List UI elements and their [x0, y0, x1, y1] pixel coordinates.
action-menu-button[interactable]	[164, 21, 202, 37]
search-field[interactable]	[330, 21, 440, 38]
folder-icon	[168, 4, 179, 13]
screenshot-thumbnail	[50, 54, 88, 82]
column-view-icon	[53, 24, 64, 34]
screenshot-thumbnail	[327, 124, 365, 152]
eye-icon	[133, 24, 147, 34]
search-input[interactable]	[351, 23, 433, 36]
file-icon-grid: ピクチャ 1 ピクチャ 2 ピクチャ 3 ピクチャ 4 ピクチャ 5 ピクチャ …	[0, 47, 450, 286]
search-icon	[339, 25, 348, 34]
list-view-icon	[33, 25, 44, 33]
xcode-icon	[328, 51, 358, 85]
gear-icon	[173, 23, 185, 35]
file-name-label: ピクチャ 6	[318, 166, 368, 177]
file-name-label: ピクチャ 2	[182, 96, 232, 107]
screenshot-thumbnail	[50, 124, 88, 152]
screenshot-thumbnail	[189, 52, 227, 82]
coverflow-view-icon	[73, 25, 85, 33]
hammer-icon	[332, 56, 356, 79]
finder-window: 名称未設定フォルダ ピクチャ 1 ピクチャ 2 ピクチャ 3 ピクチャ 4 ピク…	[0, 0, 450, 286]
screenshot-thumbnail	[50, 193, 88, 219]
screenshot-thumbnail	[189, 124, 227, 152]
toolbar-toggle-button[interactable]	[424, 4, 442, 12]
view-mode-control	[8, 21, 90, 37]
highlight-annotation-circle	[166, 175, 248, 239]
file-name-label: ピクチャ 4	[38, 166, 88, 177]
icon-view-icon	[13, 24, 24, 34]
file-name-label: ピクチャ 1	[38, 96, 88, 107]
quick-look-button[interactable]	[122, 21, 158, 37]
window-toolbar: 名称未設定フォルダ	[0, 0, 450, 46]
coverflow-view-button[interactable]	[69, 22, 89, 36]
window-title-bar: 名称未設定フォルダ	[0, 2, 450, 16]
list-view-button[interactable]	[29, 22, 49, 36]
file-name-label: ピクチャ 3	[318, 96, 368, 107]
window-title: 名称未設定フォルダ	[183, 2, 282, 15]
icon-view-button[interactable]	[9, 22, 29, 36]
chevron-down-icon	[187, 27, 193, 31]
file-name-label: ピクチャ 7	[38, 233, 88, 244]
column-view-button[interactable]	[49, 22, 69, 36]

* * * *

● **REQUEST**:
Convert the lines of the listing from its first line through the line containing "23, 433, 36]", both included, into a numbered list, omitting any blank lines.

● **CORRECT ANSWER**:
1. List UI elements and their [x0, y0, x1, y1] pixel coordinates.
2. action-menu-button[interactable]	[164, 21, 202, 37]
3. search-field[interactable]	[330, 21, 440, 38]
4. folder-icon	[168, 4, 179, 13]
5. screenshot-thumbnail	[50, 54, 88, 82]
6. column-view-icon	[53, 24, 64, 34]
7. screenshot-thumbnail	[327, 124, 365, 152]
8. eye-icon	[133, 24, 147, 34]
9. search-input[interactable]	[351, 23, 433, 36]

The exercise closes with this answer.